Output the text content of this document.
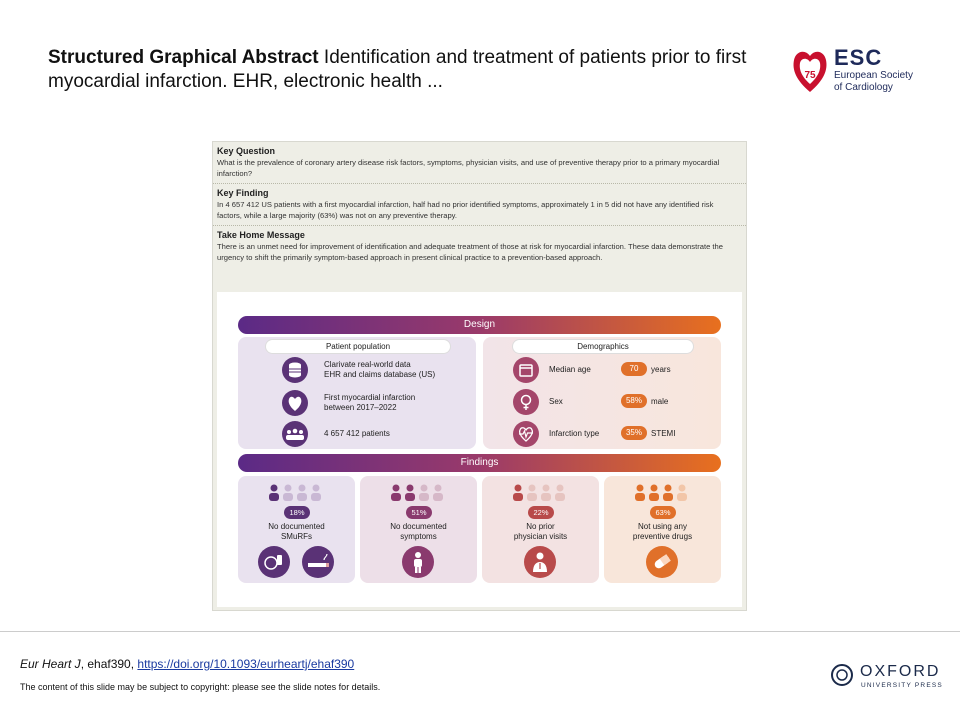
Structured Graphical Abstract Identification and treatment of patients prior to first myocardial infarction. EHR, electronic health ...	75
ESC
European Society
of Cardiology
Key Question

What is the prevalence of coronary artery disease risk factors, symptoms, physician visits, and use of preventive therapy prior to a primary myocardial infarction?

Key Finding

In 4 657 412 US patients with a first myocardial infarction, half had no prior identified symptoms, approximately 1 in 5 did not have any identified risk factors, while a large majority (63%) was not on any preventive therapy.

Take Home Message

There is an unmet need for improvement of identification and adequate treatment of those at risk for myocardial infarction. These data demonstrate the urgency to shift the primarily symptom-based approach in present clinical practice to a prevention-based approach.

Design
Patient population
Clarivate real-world data
EHR and claims database (US)
First myocardial infarction
between 2017–2022
4 657 412 patients
Demographics
Median age	70	years
Sex	58%	male
Infarction type	35%	STEMI
Findings
18%
No documented
SMuRFs
51%
No documented
symptoms
22%
No prior
physician visits
63%
Not using any
preventive drugs
Eur Heart J, ehaf390, https://doi.org/10.1093/eurheartj/ehaf390
The content of this slide may be subject to copyright: please see the slide notes for details.
OXFORD
UNIVERSITY PRESS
● ● ● ● ●
> **Instructions for the task**: Pictures stay out; everything else in the entries is copied exactly.

> **Exercise response**:
Output the text content of this document.
Structured Graphical Abstract Identification and treatment of patients prior to first myocardial infarction. EHR, electronic health ...	75
ESC
European Society
of Cardiology
Key Question

What is the prevalence of coronary artery disease risk factors, symptoms, physician visits, and use of preventive therapy prior to a primary myocardial infarction?

Key Finding

In 4 657 412 US patients with a first myocardial infarction, half had no prior identified symptoms, approximately 1 in 5 did not have any identified risk factors, while a large majority (63%) was not on any preventive therapy.

Take Home Message

There is an unmet need for improvement of identification and adequate treatment of those at risk for myocardial infarction. These data demonstrate the urgency to shift the primarily symptom-based approach in present clinical practice to a prevention-based approach.

Design
Patient population
Clarivate real-world data
EHR and claims database (US)
First myocardial infarction
between 2017–2022
4 657 412 patients
Demographics
Median age	70	years
Sex	58%	male
Infarction type	35%	STEMI
Findings
18%
No documented
SMuRFs
51%
No documented
symptoms
22%
No prior
physician visits
63%
Not using any
preventive drugs
Eur Heart J, ehaf390, https://doi.org/10.1093/eurheartj/ehaf390
The content of this slide may be subject to copyright: please see the slide notes for details.
OXFORD
UNIVERSITY PRESS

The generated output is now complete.